* [PROBLEM DESCRIPTION]
Count the lines below that contain the word "Фактический", and reply with that number alone.

## Begin TASK DATA

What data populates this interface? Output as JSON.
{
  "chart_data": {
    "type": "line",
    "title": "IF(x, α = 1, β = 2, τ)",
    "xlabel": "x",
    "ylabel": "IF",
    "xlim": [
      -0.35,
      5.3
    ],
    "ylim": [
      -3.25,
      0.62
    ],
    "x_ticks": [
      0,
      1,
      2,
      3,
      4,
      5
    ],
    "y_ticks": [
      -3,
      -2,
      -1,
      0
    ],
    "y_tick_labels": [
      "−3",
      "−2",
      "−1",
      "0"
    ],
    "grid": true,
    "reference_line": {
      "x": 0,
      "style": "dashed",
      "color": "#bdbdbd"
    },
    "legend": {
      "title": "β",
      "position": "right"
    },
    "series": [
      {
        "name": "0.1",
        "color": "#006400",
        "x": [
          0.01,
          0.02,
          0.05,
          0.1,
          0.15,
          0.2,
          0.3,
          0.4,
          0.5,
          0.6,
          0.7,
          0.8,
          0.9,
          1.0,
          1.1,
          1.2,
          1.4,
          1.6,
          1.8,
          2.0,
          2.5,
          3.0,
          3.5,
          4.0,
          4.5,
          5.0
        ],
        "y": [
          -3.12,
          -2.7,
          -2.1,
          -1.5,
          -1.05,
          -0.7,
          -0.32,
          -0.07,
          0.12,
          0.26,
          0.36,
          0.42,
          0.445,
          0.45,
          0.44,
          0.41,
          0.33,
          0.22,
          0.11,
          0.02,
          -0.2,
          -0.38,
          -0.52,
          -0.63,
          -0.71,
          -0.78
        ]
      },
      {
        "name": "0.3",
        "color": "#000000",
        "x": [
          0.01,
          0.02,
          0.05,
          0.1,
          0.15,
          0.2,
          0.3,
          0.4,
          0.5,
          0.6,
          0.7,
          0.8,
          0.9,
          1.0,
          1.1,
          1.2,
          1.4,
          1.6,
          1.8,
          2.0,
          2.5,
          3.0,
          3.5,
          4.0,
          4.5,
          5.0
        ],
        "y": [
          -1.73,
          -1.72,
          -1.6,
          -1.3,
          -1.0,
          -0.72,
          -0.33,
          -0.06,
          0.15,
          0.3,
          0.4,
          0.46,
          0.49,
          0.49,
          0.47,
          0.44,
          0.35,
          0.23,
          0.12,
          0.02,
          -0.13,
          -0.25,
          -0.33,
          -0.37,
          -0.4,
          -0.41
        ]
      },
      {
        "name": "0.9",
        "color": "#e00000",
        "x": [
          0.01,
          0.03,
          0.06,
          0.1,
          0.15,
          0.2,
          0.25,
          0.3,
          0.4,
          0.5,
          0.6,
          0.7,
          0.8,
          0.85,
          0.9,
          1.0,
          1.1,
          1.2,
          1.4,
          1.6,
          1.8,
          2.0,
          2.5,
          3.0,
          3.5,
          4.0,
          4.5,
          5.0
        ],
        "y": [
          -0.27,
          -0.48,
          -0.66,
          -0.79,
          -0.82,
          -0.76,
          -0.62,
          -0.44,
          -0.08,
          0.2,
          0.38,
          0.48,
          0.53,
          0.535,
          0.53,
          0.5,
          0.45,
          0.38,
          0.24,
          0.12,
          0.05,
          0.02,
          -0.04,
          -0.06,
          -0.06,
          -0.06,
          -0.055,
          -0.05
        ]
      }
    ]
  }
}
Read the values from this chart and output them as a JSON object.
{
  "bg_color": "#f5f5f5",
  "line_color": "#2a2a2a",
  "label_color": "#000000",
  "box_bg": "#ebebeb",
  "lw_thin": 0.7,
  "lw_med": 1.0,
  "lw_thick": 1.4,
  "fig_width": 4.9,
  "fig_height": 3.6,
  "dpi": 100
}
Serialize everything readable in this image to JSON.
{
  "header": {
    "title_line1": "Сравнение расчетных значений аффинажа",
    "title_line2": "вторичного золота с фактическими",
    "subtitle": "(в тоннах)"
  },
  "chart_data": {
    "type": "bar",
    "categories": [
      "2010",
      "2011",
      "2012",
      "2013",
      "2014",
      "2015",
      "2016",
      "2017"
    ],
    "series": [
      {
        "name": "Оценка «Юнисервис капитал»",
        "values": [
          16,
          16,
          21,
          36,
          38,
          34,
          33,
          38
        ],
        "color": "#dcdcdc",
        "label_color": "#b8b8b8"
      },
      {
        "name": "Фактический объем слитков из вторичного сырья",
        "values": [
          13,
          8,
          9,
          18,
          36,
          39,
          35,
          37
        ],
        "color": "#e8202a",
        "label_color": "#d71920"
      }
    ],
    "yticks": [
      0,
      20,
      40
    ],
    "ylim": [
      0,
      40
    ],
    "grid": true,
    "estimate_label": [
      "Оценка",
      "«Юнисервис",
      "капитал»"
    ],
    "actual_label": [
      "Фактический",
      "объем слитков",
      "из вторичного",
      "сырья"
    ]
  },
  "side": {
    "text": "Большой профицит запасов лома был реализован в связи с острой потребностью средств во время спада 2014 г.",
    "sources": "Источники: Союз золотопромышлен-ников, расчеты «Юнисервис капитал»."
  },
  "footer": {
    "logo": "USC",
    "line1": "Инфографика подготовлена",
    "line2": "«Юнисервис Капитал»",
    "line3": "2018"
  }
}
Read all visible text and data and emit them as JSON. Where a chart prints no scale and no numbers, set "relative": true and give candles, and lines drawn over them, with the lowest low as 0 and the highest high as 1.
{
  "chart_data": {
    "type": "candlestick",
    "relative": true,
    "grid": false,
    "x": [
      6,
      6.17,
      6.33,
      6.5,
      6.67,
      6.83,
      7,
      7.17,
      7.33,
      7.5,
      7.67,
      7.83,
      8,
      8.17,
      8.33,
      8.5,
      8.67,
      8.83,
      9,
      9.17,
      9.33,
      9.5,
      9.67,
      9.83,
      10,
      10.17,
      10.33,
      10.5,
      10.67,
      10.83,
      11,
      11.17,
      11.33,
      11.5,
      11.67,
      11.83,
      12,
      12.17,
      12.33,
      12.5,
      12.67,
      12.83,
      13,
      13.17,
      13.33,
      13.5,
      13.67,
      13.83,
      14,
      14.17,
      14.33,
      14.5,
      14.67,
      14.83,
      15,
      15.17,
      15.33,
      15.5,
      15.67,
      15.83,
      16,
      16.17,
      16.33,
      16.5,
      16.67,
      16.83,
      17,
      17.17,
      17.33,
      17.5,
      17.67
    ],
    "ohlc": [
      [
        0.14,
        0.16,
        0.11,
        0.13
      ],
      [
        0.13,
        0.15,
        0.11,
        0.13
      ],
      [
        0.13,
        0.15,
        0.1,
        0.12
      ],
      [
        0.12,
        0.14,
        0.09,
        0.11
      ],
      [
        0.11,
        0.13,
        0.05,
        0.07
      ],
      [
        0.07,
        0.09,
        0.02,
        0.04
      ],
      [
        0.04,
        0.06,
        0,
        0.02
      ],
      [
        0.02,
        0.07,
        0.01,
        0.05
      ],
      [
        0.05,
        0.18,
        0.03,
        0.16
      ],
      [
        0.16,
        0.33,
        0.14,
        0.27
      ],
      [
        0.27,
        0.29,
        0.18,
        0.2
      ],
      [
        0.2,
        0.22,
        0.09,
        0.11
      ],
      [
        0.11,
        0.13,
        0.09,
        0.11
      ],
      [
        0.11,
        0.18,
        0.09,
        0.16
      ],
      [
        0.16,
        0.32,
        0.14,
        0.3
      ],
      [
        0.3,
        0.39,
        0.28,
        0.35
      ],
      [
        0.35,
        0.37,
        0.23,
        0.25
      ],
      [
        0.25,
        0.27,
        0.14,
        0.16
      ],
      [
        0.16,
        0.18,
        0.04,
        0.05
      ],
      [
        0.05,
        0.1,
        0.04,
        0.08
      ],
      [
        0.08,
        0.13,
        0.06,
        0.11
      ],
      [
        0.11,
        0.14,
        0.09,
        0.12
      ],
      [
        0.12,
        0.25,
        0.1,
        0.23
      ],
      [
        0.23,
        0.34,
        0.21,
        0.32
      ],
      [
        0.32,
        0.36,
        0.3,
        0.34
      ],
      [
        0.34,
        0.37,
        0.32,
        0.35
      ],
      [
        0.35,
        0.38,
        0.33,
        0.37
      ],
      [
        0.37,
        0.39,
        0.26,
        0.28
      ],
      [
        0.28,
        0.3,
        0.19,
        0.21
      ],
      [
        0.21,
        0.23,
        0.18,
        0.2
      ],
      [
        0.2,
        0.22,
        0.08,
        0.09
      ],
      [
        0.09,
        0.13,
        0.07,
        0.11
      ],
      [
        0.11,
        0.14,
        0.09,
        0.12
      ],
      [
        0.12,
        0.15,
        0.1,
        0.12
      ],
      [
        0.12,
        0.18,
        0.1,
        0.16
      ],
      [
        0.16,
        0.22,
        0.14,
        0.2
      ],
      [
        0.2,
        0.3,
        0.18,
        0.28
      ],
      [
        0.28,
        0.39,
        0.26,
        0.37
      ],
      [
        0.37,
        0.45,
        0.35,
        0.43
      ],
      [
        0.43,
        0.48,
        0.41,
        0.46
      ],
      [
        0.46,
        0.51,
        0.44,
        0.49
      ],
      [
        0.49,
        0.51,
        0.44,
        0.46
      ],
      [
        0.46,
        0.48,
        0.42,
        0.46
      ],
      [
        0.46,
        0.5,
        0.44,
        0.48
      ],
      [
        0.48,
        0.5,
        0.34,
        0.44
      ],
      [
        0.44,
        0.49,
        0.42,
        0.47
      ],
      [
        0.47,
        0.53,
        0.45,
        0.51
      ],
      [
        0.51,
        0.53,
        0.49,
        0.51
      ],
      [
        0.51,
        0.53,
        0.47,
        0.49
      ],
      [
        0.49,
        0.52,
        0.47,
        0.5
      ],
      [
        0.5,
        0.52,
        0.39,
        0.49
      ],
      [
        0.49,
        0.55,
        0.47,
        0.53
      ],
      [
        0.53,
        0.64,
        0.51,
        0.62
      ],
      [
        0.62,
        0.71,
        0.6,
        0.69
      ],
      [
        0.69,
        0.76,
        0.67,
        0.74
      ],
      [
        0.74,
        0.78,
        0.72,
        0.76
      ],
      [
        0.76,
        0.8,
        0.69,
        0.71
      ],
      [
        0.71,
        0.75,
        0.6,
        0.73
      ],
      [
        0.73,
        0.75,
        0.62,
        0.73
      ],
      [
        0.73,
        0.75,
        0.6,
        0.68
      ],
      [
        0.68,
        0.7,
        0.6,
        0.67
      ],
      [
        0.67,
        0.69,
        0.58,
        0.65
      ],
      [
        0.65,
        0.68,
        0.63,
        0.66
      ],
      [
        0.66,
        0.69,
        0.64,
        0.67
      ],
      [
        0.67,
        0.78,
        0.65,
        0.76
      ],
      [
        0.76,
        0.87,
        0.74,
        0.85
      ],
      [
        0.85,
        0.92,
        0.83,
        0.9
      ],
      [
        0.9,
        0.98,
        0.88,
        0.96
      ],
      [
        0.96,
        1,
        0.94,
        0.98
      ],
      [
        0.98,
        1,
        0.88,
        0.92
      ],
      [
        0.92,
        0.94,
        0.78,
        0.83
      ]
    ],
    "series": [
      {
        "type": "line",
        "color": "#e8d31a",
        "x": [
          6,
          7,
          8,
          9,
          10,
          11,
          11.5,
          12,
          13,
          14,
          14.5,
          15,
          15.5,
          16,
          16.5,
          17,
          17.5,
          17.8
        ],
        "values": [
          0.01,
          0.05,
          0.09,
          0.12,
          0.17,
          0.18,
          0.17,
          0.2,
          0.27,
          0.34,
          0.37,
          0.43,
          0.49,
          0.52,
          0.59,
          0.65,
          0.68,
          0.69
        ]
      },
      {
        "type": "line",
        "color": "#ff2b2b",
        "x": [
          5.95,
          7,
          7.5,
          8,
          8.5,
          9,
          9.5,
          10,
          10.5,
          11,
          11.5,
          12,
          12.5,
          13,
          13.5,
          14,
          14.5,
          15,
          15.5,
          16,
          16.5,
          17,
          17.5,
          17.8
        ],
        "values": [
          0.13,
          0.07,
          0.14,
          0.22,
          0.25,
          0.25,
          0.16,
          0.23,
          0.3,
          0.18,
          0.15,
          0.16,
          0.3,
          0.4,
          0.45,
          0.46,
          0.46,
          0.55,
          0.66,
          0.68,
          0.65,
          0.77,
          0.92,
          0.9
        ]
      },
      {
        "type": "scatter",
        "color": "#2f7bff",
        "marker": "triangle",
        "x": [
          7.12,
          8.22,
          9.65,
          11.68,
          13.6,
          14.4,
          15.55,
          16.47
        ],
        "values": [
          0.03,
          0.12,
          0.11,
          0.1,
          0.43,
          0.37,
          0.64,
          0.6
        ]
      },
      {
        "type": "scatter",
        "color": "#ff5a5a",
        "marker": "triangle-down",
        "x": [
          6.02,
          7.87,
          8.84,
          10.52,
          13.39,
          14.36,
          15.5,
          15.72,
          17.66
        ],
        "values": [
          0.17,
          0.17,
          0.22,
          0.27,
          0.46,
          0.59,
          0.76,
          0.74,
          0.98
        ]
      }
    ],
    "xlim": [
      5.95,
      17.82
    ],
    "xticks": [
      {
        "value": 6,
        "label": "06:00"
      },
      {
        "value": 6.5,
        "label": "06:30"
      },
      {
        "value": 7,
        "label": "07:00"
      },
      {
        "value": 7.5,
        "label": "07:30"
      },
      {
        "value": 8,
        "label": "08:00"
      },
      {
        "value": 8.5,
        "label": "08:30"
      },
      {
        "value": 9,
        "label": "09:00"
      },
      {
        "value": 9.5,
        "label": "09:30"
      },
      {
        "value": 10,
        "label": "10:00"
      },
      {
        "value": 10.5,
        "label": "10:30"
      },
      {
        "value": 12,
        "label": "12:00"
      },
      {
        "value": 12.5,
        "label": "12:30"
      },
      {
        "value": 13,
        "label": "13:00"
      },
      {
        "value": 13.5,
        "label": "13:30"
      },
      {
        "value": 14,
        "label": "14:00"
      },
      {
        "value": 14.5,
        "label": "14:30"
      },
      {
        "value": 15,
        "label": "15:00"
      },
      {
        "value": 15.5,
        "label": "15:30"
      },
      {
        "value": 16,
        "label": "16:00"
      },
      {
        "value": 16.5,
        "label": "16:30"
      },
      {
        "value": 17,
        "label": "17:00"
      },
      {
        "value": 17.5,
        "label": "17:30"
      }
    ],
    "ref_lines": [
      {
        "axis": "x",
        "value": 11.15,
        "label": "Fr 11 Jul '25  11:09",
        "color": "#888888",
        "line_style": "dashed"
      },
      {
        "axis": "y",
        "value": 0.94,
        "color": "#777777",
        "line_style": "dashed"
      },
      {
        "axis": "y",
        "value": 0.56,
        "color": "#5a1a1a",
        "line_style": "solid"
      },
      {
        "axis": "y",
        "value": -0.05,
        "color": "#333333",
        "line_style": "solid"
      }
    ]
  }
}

## End TASK DATA

* [RESULT]
2